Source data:
★ ★ ★ ★ ★ ★ ★
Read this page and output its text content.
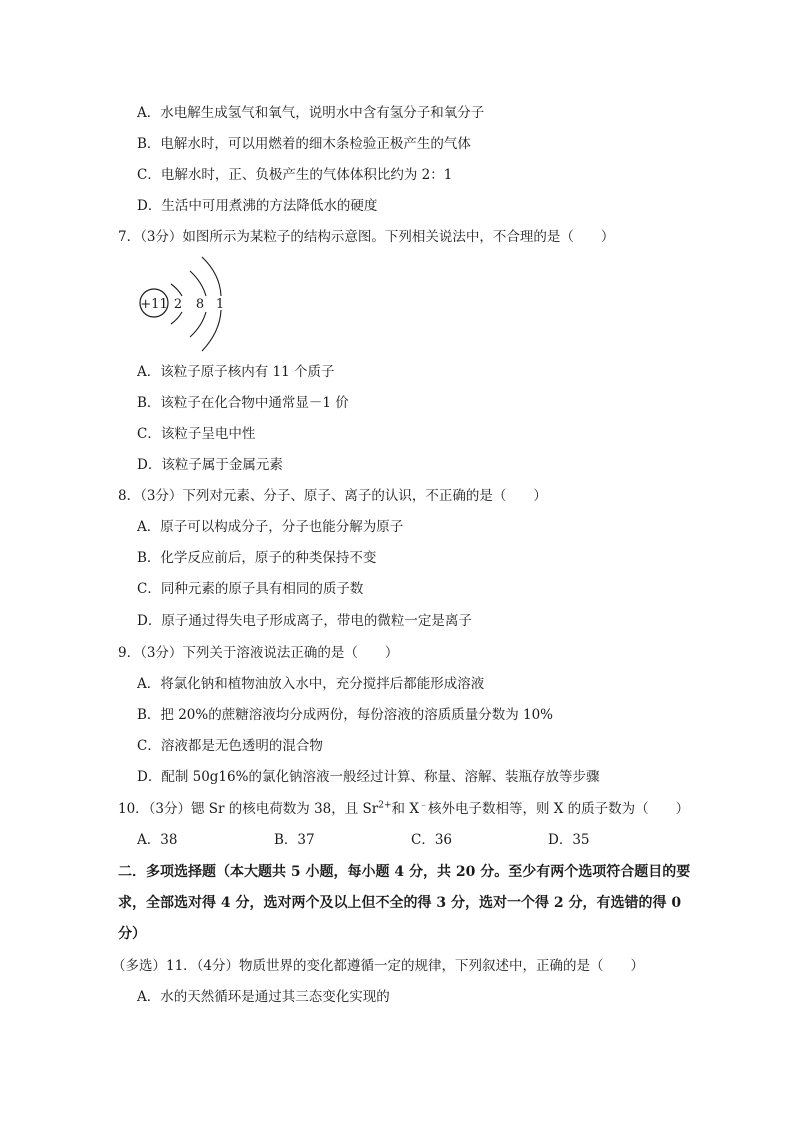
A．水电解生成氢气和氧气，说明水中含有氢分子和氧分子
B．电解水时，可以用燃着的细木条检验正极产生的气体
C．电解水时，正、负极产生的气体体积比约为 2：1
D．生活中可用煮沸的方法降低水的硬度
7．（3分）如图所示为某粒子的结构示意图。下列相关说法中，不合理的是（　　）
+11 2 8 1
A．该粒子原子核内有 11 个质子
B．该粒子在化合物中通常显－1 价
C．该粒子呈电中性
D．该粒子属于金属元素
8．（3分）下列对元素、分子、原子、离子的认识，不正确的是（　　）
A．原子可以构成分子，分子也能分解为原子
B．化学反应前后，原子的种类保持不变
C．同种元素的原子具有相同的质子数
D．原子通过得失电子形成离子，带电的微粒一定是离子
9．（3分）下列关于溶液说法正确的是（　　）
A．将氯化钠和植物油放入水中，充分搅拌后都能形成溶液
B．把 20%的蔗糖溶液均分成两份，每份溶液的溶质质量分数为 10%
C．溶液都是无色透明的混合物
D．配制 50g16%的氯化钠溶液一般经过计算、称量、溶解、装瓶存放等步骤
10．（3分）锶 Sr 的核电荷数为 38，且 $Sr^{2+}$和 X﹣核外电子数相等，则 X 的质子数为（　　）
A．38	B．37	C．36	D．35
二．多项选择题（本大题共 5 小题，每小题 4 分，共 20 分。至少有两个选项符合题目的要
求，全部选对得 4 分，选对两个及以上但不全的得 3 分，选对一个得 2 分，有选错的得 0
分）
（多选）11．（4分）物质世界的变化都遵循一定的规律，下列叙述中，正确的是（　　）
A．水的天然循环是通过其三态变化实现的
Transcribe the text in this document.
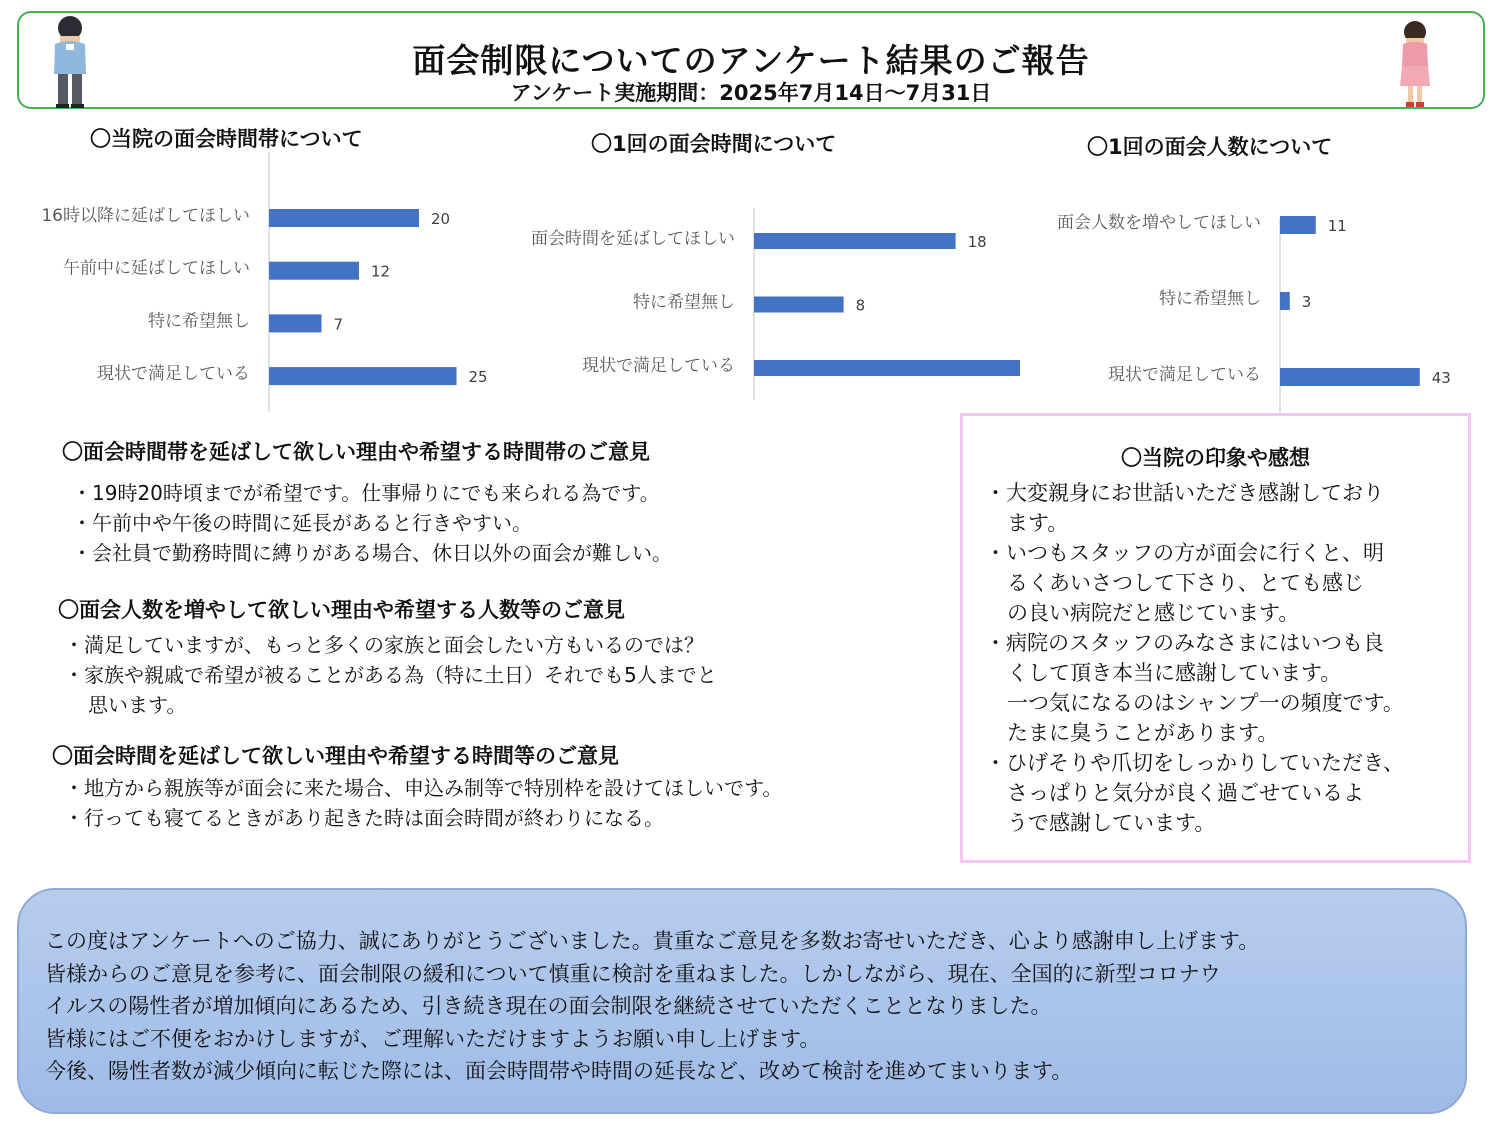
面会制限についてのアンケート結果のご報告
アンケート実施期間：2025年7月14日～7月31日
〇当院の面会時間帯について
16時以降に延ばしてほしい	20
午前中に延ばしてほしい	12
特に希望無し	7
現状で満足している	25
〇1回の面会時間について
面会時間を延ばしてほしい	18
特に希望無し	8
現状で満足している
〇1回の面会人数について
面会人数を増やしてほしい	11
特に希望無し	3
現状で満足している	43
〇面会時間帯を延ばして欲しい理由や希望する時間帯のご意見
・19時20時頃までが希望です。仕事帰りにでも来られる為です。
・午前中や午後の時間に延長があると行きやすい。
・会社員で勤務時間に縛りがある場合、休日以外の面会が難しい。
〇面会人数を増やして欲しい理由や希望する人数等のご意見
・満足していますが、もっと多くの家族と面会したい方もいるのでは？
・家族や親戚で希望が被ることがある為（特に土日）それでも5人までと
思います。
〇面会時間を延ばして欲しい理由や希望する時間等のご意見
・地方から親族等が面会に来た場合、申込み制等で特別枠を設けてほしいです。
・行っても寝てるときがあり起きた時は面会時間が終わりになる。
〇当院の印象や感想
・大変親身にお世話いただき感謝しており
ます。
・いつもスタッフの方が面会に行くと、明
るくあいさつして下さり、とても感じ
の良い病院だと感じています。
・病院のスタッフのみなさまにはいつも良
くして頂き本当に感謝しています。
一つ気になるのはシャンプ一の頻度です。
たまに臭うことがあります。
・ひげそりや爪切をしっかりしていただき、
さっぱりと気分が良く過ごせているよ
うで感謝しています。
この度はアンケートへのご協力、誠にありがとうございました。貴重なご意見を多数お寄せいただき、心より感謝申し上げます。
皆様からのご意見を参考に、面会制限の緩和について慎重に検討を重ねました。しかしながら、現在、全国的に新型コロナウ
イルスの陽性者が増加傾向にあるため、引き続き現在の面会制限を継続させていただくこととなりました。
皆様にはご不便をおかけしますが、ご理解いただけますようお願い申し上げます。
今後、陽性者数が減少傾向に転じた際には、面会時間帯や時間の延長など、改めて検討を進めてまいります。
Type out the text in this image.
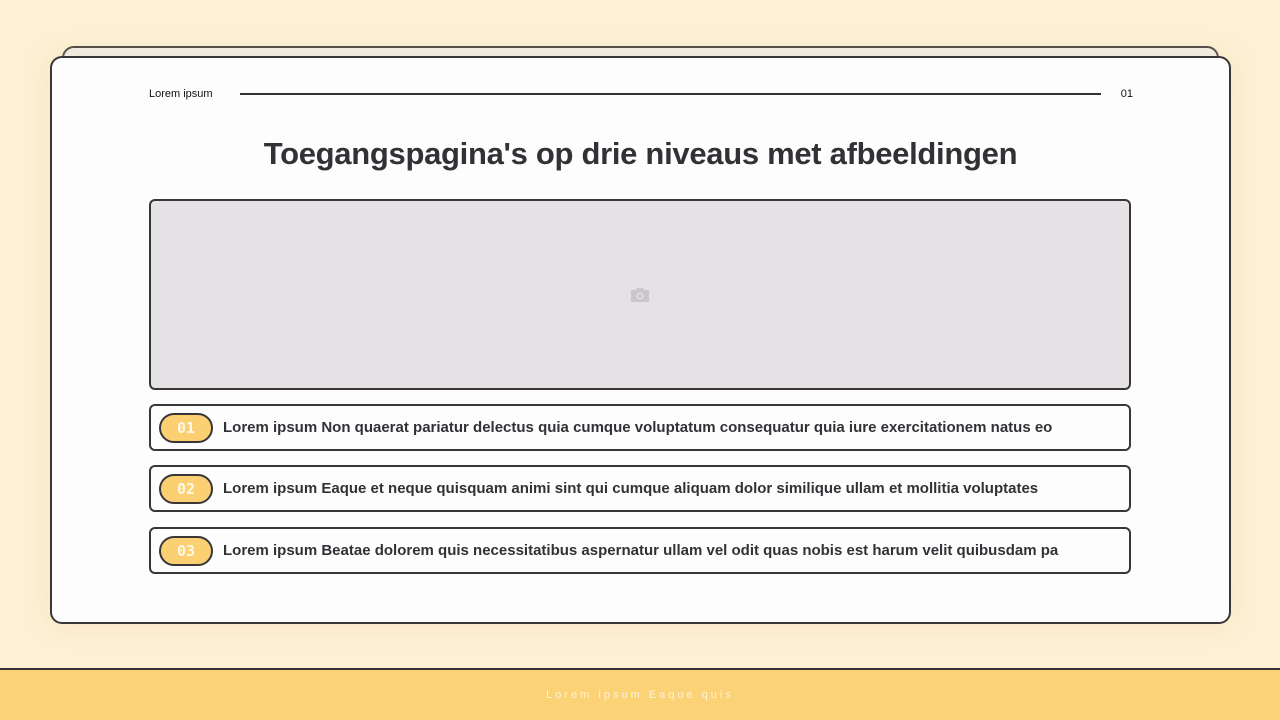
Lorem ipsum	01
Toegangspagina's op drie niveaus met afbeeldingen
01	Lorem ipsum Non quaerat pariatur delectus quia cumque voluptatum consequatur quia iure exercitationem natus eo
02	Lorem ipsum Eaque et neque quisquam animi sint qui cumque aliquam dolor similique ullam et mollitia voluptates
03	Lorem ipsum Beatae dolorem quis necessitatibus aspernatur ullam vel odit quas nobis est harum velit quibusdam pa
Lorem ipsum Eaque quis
★ ★ ★ ★ ★ ★ ★
TO BE DONE: Set down the records in full and exactly. Do not carry over any image.

WRITTEN SOLUTION:
Read this page and output its text content.
A．水电解生成氢气和氧气，说明水中含有氢分子和氧分子
B．电解水时，可以用燃着的细木条检验正极产生的气体
C．电解水时，正、负极产生的气体体积比约为 2：1
D．生活中可用煮沸的方法降低水的硬度
7．（3分）如图所示为某粒子的结构示意图。下列相关说法中，不合理的是（　　）
+11 2 8 1
A．该粒子原子核内有 11 个质子
B．该粒子在化合物中通常显－1 价
C．该粒子呈电中性
D．该粒子属于金属元素
8．（3分）下列对元素、分子、原子、离子的认识，不正确的是（　　）
A．原子可以构成分子，分子也能分解为原子
B．化学反应前后，原子的种类保持不变
C．同种元素的原子具有相同的质子数
D．原子通过得失电子形成离子，带电的微粒一定是离子
9．（3分）下列关于溶液说法正确的是（　　）
A．将氯化钠和植物油放入水中，充分搅拌后都能形成溶液
B．把 20%的蔗糖溶液均分成两份，每份溶液的溶质质量分数为 10%
C．溶液都是无色透明的混合物
D．配制 50g16%的氯化钠溶液一般经过计算、称量、溶解、装瓶存放等步骤
10．（3分）锶 Sr 的核电荷数为 38，且 $Sr^{2+}$和 X﹣核外电子数相等，则 X 的质子数为（　　）
A．38	B．37	C．36	D．35
二．多项选择题（本大题共 5 小题，每小题 4 分，共 20 分。至少有两个选项符合题目的要
求，全部选对得 4 分，选对两个及以上但不全的得 3 分，选对一个得 2 分，有选错的得 0
分）
（多选）11．（4分）物质世界的变化都遵循一定的规律，下列叙述中，正确的是（　　）
A．水的天然循环是通过其三态变化实现的
Transcribe the text in this document.
面会制限についてのアンケート結果のご報告
アンケート実施期間：2025年7月14日～7月31日
〇当院の面会時間帯について
16時以降に延ばしてほしい	20
午前中に延ばしてほしい	12
特に希望無し	7
現状で満足している	25
〇1回の面会時間について
面会時間を延ばしてほしい	18
特に希望無し	8
現状で満足している
〇1回の面会人数について
面会人数を増やしてほしい	11
特に希望無し	3
現状で満足している	43
〇面会時間帯を延ばして欲しい理由や希望する時間帯のご意見
・19時20時頃までが希望です。仕事帰りにでも来られる為です。
・午前中や午後の時間に延長があると行きやすい。
・会社員で勤務時間に縛りがある場合、休日以外の面会が難しい。
〇面会人数を増やして欲しい理由や希望する人数等のご意見
・満足していますが、もっと多くの家族と面会したい方もいるのでは？
・家族や親戚で希望が被ることがある為（特に土日）それでも5人までと
思います。
〇面会時間を延ばして欲しい理由や希望する時間等のご意見
・地方から親族等が面会に来た場合、申込み制等で特別枠を設けてほしいです。
・行っても寝てるときがあり起きた時は面会時間が終わりになる。
〇当院の印象や感想
・大変親身にお世話いただき感謝しており
ます。
・いつもスタッフの方が面会に行くと、明
るくあいさつして下さり、とても感じ
の良い病院だと感じています。
・病院のスタッフのみなさまにはいつも良
くして頂き本当に感謝しています。
一つ気になるのはシャンプ一の頻度です。
たまに臭うことがあります。
・ひげそりや爪切をしっかりしていただき、
さっぱりと気分が良く過ごせているよ
うで感謝しています。
この度はアンケートへのご協力、誠にありがとうございました。貴重なご意見を多数お寄せいただき、心より感謝申し上げます。
皆様からのご意見を参考に、面会制限の緩和について慎重に検討を重ねました。しかしながら、現在、全国的に新型コロナウ
イルスの陽性者が増加傾向にあるため、引き続き現在の面会制限を継続させていただくこととなりました。
皆様にはご不便をおかけしますが、ご理解いただけますようお願い申し上げます。
今後、陽性者数が減少傾向に転じた際には、面会時間帯や時間の延長など、改めて検討を進めてまいります。
Type out the text in this image.
Lorem ipsum	01
Toegangspagina's op drie niveaus met afbeeldingen
01	Lorem ipsum Non quaerat pariatur delectus quia cumque voluptatum consequatur quia iure exercitationem natus eo
02	Lorem ipsum Eaque et neque quisquam animi sint qui cumque aliquam dolor similique ullam et mollitia voluptates
03	Lorem ipsum Beatae dolorem quis necessitatibus aspernatur ullam vel odit quas nobis est harum velit quibusdam pa
Lorem ipsum Eaque quis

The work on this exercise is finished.